» **TASK GOAL**
Output the data word for word, dropping every image.

** BEGIN RECORDS FOR THE TASK **

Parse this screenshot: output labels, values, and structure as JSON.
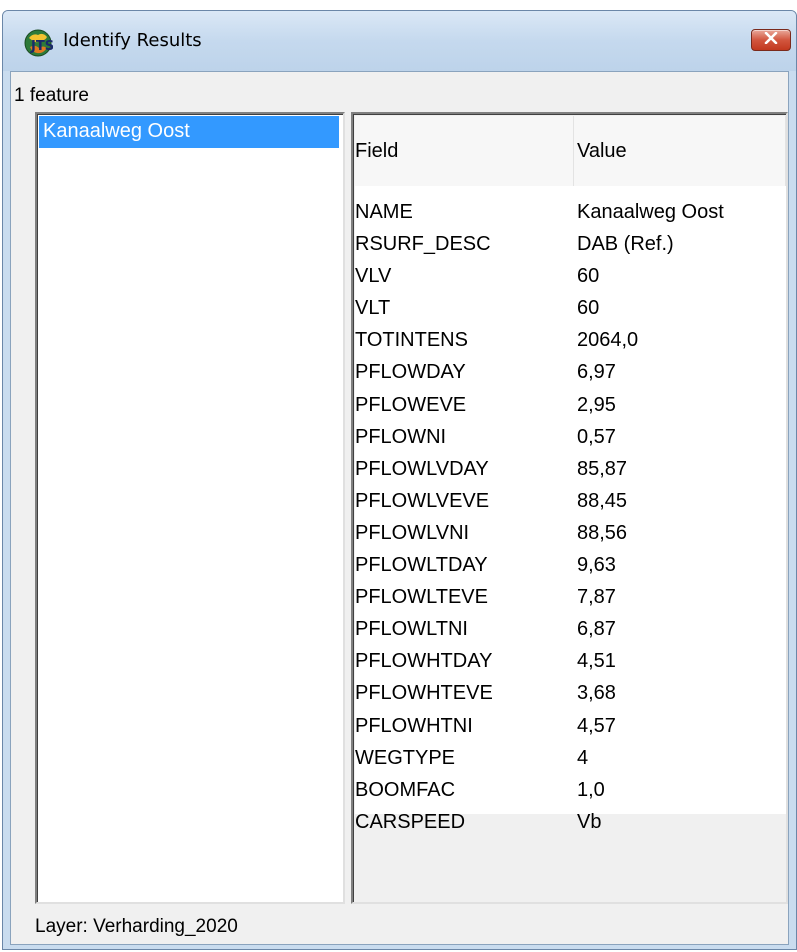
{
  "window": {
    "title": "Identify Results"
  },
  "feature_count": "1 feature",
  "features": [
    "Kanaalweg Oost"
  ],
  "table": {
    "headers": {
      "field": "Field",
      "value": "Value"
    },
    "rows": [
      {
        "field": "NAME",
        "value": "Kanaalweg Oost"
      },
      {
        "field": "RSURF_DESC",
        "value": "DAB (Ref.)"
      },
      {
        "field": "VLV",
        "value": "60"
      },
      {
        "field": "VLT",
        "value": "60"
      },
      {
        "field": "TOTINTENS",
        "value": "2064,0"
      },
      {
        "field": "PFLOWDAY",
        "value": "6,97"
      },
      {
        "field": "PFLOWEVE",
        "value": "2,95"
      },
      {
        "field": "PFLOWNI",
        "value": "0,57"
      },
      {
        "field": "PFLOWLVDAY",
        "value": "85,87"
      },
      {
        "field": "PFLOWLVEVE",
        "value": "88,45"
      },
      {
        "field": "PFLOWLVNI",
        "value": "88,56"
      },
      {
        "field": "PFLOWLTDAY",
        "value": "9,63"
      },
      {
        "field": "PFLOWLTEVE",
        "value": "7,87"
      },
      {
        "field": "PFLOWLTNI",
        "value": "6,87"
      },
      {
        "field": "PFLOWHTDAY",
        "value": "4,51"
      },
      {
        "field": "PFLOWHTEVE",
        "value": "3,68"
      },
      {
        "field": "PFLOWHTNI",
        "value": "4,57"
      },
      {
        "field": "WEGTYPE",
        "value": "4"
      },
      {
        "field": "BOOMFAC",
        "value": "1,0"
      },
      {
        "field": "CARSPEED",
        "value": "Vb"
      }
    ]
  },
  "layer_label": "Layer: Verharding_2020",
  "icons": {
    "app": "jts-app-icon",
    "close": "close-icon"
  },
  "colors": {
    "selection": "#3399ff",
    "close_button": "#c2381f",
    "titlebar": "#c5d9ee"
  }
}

** END RECORDS FOR THE TASK **

» **TASK SOLUTION**
Parse this screenshot: output labels, values, and structure as JSON.
{
  "window": {
    "title": "Identify Results"
  },
  "feature_count": "1 feature",
  "features": [
    "Kanaalweg Oost"
  ],
  "table": {
    "headers": {
      "field": "Field",
      "value": "Value"
    },
    "rows": [
      {
        "field": "NAME",
        "value": "Kanaalweg Oost"
      },
      {
        "field": "RSURF_DESC",
        "value": "DAB (Ref.)"
      },
      {
        "field": "VLV",
        "value": "60"
      },
      {
        "field": "VLT",
        "value": "60"
      },
      {
        "field": "TOTINTENS",
        "value": "2064,0"
      },
      {
        "field": "PFLOWDAY",
        "value": "6,97"
      },
      {
        "field": "PFLOWEVE",
        "value": "2,95"
      },
      {
        "field": "PFLOWNI",
        "value": "0,57"
      },
      {
        "field": "PFLOWLVDAY",
        "value": "85,87"
      },
      {
        "field": "PFLOWLVEVE",
        "value": "88,45"
      },
      {
        "field": "PFLOWLVNI",
        "value": "88,56"
      },
      {
        "field": "PFLOWLTDAY",
        "value": "9,63"
      },
      {
        "field": "PFLOWLTEVE",
        "value": "7,87"
      },
      {
        "field": "PFLOWLTNI",
        "value": "6,87"
      },
      {
        "field": "PFLOWHTDAY",
        "value": "4,51"
      },
      {
        "field": "PFLOWHTEVE",
        "value": "3,68"
      },
      {
        "field": "PFLOWHTNI",
        "value": "4,57"
      },
      {
        "field": "WEGTYPE",
        "value": "4"
      },
      {
        "field": "BOOMFAC",
        "value": "1,0"
      },
      {
        "field": "CARSPEED",
        "value": "Vb"
      }
    ]
  },
  "layer_label": "Layer: Verharding_2020",
  "icons": {
    "app": "jts-app-icon",
    "close": "close-icon"
  },
  "colors": {
    "selection": "#3399ff",
    "close_button": "#c2381f",
    "titlebar": "#c5d9ee"
  }
}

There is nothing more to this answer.